### 本文
ベトナム、アフガニスタンで死闘を展開したことがある元・グリーンベレーのジョン・ランボー(シルヴェスター・スタローン)。今ではタイでひっそりと暮らしている。そんなある日、ミャンマーで人道支援活動を行おうとするNGOの一団がランボーにミャンマーへの案内を依頼。メンバーのサラ・ミラー(ジュリー・ベンツ)に熱心に頼まれ、受諾。ところが凶暴な海賊に襲撃されたり、NGOメンバーが拘束されたり。傭兵がNGO救出に向かうが、敵の多さに弱腰になってしまう。


2.トリビア

『ランボー/最後の戦場』(2008年)「元グリーンベレーがミャンマーで過激な戦闘」

### 課題の目標
次の(a)〜(c)が本文の内容と合っているかを判断し、それぞれ「はい」か「いいえ」で答え、決め手となる本文の言葉をそのまま引用してください。(a) ランボーは現在タイで暮らしている。(b) ランボーはNGOの依頼をすぐに断った。(c) 傭兵は敵が多くても強気でNGO救出に臨んだ。

### 提供資料
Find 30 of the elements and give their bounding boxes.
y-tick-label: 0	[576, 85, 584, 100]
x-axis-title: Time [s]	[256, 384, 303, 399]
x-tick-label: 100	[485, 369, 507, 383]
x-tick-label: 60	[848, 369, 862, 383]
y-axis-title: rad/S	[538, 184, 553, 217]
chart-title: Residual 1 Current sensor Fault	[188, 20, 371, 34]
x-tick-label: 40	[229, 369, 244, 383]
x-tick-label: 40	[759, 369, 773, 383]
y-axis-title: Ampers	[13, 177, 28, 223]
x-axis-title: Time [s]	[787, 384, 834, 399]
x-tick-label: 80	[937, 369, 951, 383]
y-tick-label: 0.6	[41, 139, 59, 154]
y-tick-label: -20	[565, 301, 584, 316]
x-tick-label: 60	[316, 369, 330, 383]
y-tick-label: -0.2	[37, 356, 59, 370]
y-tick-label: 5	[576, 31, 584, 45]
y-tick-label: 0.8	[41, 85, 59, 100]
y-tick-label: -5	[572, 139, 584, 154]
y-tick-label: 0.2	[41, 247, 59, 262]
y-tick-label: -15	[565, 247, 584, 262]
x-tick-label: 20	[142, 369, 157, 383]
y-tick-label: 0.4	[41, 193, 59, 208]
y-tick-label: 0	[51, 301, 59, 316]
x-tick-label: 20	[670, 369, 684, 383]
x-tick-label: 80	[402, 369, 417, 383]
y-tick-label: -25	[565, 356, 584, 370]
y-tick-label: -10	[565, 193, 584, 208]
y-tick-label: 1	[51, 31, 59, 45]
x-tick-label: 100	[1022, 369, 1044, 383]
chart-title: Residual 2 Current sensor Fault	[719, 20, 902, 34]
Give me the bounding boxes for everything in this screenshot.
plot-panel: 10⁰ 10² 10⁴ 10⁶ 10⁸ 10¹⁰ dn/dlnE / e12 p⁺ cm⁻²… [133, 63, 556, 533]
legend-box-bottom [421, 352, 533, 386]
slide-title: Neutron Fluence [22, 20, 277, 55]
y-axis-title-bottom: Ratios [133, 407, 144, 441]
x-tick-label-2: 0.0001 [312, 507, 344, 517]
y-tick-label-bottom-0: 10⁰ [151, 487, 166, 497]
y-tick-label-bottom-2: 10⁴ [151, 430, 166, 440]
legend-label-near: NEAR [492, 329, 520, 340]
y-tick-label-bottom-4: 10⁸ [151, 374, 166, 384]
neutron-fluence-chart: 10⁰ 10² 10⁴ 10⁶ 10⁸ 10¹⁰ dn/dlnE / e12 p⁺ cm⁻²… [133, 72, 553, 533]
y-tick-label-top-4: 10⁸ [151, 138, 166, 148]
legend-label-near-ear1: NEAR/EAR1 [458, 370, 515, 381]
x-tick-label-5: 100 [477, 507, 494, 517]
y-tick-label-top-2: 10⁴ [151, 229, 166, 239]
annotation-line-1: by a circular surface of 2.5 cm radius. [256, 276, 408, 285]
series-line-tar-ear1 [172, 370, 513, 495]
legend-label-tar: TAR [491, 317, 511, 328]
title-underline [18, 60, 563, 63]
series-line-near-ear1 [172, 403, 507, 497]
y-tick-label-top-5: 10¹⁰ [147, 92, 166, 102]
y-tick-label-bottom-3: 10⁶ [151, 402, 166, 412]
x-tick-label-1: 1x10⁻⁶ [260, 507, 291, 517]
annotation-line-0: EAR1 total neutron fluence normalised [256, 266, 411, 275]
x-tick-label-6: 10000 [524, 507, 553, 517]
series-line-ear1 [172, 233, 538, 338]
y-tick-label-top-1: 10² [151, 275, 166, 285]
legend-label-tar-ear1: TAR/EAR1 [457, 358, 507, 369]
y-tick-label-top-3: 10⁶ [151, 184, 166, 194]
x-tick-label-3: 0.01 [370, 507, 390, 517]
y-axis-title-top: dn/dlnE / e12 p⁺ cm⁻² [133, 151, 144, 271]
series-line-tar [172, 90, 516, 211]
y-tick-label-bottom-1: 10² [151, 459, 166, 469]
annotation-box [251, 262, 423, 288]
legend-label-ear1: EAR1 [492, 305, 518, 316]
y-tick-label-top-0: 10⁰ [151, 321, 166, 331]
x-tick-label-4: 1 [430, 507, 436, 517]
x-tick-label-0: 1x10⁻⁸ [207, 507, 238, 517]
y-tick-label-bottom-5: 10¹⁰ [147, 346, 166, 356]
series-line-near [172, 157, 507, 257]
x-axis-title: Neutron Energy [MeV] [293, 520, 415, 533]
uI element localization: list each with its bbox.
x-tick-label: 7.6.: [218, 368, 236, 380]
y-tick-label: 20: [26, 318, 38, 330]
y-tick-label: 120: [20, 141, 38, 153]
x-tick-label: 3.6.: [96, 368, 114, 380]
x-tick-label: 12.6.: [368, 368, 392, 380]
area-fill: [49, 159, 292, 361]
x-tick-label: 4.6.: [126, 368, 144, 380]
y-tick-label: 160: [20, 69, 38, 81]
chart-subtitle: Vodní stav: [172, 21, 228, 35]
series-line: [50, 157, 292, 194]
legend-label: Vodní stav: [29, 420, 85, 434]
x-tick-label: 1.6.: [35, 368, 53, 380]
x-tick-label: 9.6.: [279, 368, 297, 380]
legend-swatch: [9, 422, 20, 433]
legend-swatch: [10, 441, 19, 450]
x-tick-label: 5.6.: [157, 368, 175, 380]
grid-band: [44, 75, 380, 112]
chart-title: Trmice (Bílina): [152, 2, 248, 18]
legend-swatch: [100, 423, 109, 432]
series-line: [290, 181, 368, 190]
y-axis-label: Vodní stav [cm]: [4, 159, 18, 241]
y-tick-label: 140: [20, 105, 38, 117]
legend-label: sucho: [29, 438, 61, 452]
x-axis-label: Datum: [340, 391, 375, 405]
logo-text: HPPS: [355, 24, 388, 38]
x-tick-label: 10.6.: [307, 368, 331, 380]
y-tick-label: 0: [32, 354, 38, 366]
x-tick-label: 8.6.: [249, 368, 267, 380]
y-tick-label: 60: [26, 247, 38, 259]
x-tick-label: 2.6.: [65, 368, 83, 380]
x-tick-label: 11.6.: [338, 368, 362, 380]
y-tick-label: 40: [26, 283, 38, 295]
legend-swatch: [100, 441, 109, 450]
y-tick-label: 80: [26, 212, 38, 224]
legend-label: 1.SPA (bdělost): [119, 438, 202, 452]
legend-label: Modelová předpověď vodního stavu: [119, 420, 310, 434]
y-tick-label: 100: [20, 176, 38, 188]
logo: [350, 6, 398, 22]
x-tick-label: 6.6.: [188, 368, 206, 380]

### 課題への回答
(a) はい。「今ではタイでひっそりと暮らしている」
(b) いいえ。「メンバーのサラ・ミラー(ジュリー・ベンツ)に熱心に頼まれ、受諾」
(c) いいえ。「敵の多さに弱腰になってしまう」